> Exercise input:
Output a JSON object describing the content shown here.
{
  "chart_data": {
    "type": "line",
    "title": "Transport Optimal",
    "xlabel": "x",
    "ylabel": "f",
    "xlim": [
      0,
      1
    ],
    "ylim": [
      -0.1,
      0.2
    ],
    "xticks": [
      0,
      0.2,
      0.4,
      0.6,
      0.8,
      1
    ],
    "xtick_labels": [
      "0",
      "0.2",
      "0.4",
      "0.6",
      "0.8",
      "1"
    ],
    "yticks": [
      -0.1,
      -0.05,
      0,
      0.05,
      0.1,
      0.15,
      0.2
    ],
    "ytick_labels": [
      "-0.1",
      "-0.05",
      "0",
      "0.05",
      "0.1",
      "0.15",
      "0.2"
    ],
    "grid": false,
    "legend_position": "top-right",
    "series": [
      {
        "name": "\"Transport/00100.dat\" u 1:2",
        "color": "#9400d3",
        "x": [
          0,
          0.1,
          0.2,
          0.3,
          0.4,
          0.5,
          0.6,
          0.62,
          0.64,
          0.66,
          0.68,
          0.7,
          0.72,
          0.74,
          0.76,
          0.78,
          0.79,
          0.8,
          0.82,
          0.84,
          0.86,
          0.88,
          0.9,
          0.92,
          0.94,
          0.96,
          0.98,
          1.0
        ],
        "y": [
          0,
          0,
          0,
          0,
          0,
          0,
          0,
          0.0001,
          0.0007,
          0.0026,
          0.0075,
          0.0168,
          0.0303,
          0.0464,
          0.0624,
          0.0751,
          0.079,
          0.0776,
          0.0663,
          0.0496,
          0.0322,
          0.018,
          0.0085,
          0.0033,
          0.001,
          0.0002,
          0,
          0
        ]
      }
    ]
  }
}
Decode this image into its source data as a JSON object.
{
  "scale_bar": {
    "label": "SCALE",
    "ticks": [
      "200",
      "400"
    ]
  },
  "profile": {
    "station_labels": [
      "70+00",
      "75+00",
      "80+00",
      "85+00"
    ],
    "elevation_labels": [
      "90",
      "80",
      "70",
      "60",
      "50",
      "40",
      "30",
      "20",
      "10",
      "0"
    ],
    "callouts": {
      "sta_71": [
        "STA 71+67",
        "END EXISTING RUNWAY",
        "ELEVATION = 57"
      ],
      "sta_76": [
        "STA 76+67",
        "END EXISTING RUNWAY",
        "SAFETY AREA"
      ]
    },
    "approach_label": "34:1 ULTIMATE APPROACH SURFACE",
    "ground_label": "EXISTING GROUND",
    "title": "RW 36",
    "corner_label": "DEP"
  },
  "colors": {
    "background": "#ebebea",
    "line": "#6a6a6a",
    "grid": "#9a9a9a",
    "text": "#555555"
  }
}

> Given instruction:
Count the lines in the entries above that include the string "object", then give only that figure.

> Response for this exercise:
2